» Raw records:
--- BEGIN ---
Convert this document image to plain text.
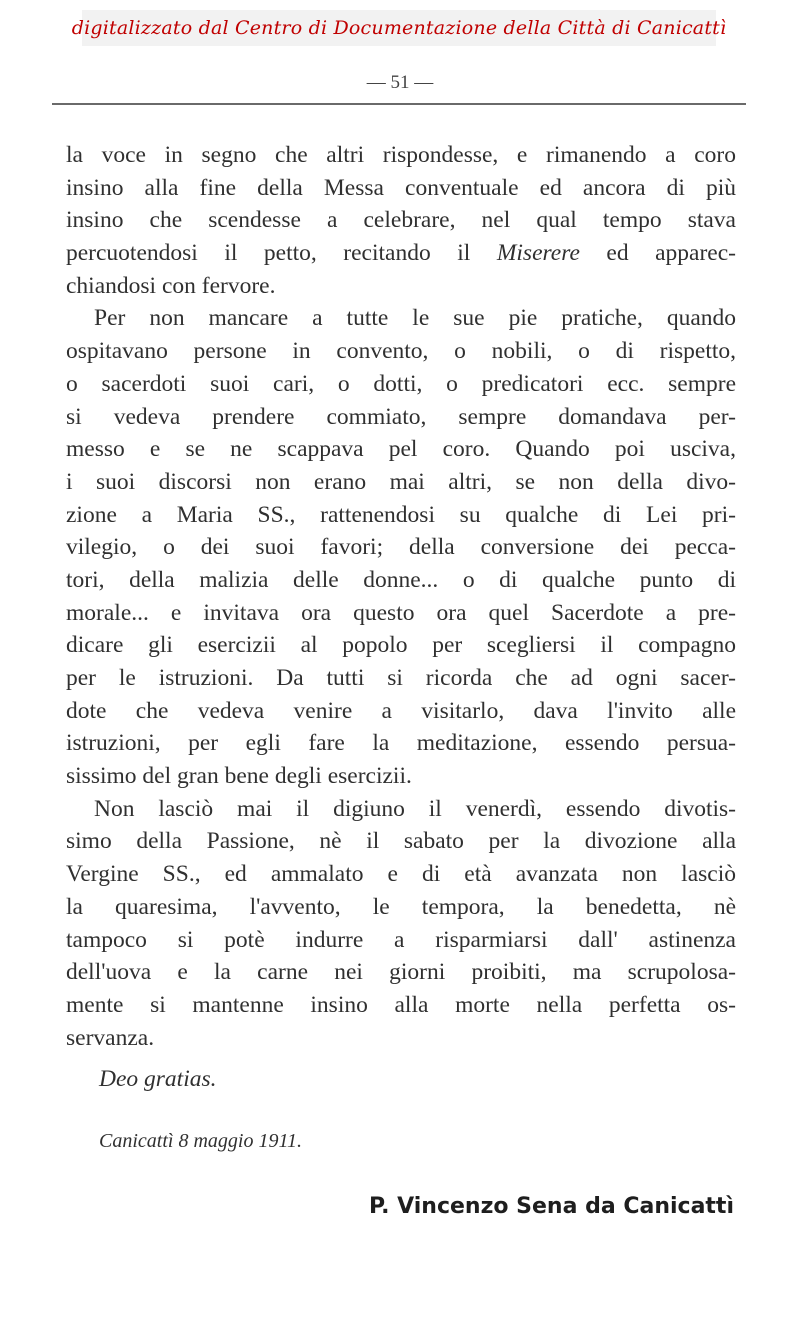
digitalizzato dal Centro di Documentazione della Città di Canicattì
— 51 —
la voce in segno che altri rispondesse, e rimanendo a coro
insino alla fine della Messa conventuale ed ancora di più
insino che scendesse a celebrare, nel qual tempo stava
percuotendosi il petto, recitando il Miserere ed apparec-
chiandosi con fervore.
Per non mancare a tutte le sue pie pratiche, quando
ospitavano persone in convento, o nobili, o di rispetto,
o sacerdoti suoi cari, o dotti, o predicatori ecc. sempre
si vedeva prendere commiato, sempre domandava per-
messo e se ne scappava pel coro. Quando poi usciva,
i suoi discorsi non erano mai altri, se non della divo-
zione a Maria SS., rattenendosi su qualche di Lei pri-
vilegio, o dei suoi favori; della conversione dei pecca-
tori, della malizia delle donne... o di qualche punto di
morale... e invitava ora questo ora quel Sacerdote a pre-
dicare gli esercizii al popolo per scegliersi il compagno
per le istruzioni. Da tutti si ricorda che ad ogni sacer-
dote che vedeva venire a visitarlo, dava l'invito alle
istruzioni, per egli fare la meditazione, essendo persua-
sissimo del gran bene degli esercizii.
Non lasciò mai il digiuno il venerdì, essendo divotis-
simo della Passione, nè il sabato per la divozione alla
Vergine SS., ed ammalato e di età avanzata non lasciò
la quaresima, l'avvento, le tempora, la benedetta, nè
tampoco si potè indurre a risparmiarsi dall' astinenza
dell'uova e la carne nei giorni proibiti, ma scrupolosa-
mente si mantenne insino alla morte nella perfetta os-
servanza.
Deo gratias.
Canicattì 8 maggio 1911.
P. Vincenzo Sena da Canicattì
--- END ---
» Aim:
Copy all lines from the entries that contain the word "suoi".

» Result of the task:
o sacerdoti suoi cari, o dotti, o predicatori ecc. sempre
i suoi discorsi non erano mai altri, se non della divo-
vilegio, o dei suoi favori; della conversione dei pecca-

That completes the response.